**Dataset entries on figures**

--- BEGIN ---

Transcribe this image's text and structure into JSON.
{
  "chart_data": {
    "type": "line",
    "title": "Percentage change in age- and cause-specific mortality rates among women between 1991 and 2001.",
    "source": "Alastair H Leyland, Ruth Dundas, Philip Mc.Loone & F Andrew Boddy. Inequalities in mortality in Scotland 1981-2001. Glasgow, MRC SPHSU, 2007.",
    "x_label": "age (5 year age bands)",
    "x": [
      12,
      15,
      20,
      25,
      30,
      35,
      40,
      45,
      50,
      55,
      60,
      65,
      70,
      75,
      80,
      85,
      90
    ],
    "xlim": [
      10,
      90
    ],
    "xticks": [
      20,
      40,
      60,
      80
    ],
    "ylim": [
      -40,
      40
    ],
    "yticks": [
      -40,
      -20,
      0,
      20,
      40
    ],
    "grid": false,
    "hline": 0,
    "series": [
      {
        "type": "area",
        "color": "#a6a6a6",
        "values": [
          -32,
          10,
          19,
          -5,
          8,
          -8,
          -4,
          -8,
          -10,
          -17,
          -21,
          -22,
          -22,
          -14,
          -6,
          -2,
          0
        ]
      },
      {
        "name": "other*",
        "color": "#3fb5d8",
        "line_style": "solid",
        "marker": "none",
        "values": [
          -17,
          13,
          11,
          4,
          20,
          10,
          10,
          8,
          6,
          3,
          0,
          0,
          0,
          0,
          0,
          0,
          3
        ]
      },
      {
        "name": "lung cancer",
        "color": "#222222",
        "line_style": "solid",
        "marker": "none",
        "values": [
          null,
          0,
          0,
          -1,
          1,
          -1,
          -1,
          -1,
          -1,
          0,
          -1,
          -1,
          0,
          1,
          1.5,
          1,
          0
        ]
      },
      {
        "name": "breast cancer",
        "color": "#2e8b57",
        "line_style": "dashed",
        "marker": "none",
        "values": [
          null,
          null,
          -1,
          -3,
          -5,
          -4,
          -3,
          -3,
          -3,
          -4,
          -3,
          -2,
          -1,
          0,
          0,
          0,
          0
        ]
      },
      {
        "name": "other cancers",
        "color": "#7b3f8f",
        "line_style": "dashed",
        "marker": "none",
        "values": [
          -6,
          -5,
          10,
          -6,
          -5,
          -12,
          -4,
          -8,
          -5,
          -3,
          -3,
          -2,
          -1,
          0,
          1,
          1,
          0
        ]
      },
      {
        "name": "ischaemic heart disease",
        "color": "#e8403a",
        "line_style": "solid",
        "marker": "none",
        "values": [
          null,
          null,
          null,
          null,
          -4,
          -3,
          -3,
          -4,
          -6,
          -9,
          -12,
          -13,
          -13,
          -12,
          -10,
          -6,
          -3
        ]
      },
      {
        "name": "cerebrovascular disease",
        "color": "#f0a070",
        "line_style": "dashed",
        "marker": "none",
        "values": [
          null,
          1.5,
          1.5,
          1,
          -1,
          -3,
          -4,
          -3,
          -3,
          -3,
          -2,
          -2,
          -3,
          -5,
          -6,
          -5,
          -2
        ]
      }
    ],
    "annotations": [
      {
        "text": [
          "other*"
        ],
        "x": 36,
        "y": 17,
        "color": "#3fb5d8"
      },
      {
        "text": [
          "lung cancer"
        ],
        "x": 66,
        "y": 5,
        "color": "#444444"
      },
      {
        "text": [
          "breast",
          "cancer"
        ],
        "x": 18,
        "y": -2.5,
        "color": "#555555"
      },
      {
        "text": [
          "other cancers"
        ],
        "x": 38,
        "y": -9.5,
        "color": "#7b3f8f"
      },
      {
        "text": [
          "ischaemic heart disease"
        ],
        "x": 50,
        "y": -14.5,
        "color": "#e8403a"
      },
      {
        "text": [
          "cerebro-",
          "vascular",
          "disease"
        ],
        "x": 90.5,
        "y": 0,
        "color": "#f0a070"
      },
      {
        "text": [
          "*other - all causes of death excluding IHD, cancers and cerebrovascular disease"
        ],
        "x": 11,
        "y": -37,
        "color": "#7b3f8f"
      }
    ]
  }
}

--- END ---

**STATED EXERCISE**
Please restate the records in full, word for word.

**SOLUTION FOR THIS EXERCISE**
Transcribe this image's text and structure into JSON.
{
  "chart_data": {
    "type": "line",
    "title": "Percentage change in age- and cause-specific mortality rates among women between 1991 and 2001.",
    "source": "Alastair H Leyland, Ruth Dundas, Philip Mc.Loone & F Andrew Boddy. Inequalities in mortality in Scotland 1981-2001. Glasgow, MRC SPHSU, 2007.",
    "x_label": "age (5 year age bands)",
    "x": [
      12,
      15,
      20,
      25,
      30,
      35,
      40,
      45,
      50,
      55,
      60,
      65,
      70,
      75,
      80,
      85,
      90
    ],
    "xlim": [
      10,
      90
    ],
    "xticks": [
      20,
      40,
      60,
      80
    ],
    "ylim": [
      -40,
      40
    ],
    "yticks": [
      -40,
      -20,
      0,
      20,
      40
    ],
    "grid": false,
    "hline": 0,
    "series": [
      {
        "type": "area",
        "color": "#a6a6a6",
        "values": [
          -32,
          10,
          19,
          -5,
          8,
          -8,
          -4,
          -8,
          -10,
          -17,
          -21,
          -22,
          -22,
          -14,
          -6,
          -2,
          0
        ]
      },
      {
        "name": "other*",
        "color": "#3fb5d8",
        "line_style": "solid",
        "marker": "none",
        "values": [
          -17,
          13,
          11,
          4,
          20,
          10,
          10,
          8,
          6,
          3,
          0,
          0,
          0,
          0,
          0,
          0,
          3
        ]
      },
      {
        "name": "lung cancer",
        "color": "#222222",
        "line_style": "solid",
        "marker": "none",
        "values": [
          null,
          0,
          0,
          -1,
          1,
          -1,
          -1,
          -1,
          -1,
          0,
          -1,
          -1,
          0,
          1,
          1.5,
          1,
          0
        ]
      },
      {
        "name": "breast cancer",
        "color": "#2e8b57",
        "line_style": "dashed",
        "marker": "none",
        "values": [
          null,
          null,
          -1,
          -3,
          -5,
          -4,
          -3,
          -3,
          -3,
          -4,
          -3,
          -2,
          -1,
          0,
          0,
          0,
          0
        ]
      },
      {
        "name": "other cancers",
        "color": "#7b3f8f",
        "line_style": "dashed",
        "marker": "none",
        "values": [
          -6,
          -5,
          10,
          -6,
          -5,
          -12,
          -4,
          -8,
          -5,
          -3,
          -3,
          -2,
          -1,
          0,
          1,
          1,
          0
        ]
      },
      {
        "name": "ischaemic heart disease",
        "color": "#e8403a",
        "line_style": "solid",
        "marker": "none",
        "values": [
          null,
          null,
          null,
          null,
          -4,
          -3,
          -3,
          -4,
          -6,
          -9,
          -12,
          -13,
          -13,
          -12,
          -10,
          -6,
          -3
        ]
      },
      {
        "name": "cerebrovascular disease",
        "color": "#f0a070",
        "line_style": "dashed",
        "marker": "none",
        "values": [
          null,
          1.5,
          1.5,
          1,
          -1,
          -3,
          -4,
          -3,
          -3,
          -3,
          -2,
          -2,
          -3,
          -5,
          -6,
          -5,
          -2
        ]
      }
    ],
    "annotations": [
      {
        "text": [
          "other*"
        ],
        "x": 36,
        "y": 17,
        "color": "#3fb5d8"
      },
      {
        "text": [
          "lung cancer"
        ],
        "x": 66,
        "y": 5,
        "color": "#444444"
      },
      {
        "text": [
          "breast",
          "cancer"
        ],
        "x": 18,
        "y": -2.5,
        "color": "#555555"
      },
      {
        "text": [
          "other cancers"
        ],
        "x": 38,
        "y": -9.5,
        "color": "#7b3f8f"
      },
      {
        "text": [
          "ischaemic heart disease"
        ],
        "x": 50,
        "y": -14.5,
        "color": "#e8403a"
      },
      {
        "text": [
          "cerebro-",
          "vascular",
          "disease"
        ],
        "x": 90.5,
        "y": 0,
        "color": "#f0a070"
      },
      {
        "text": [
          "*other - all causes of death excluding IHD, cancers and cerebrovascular disease"
        ],
        "x": 11,
        "y": -37,
        "color": "#7b3f8f"
      }
    ]
  }
}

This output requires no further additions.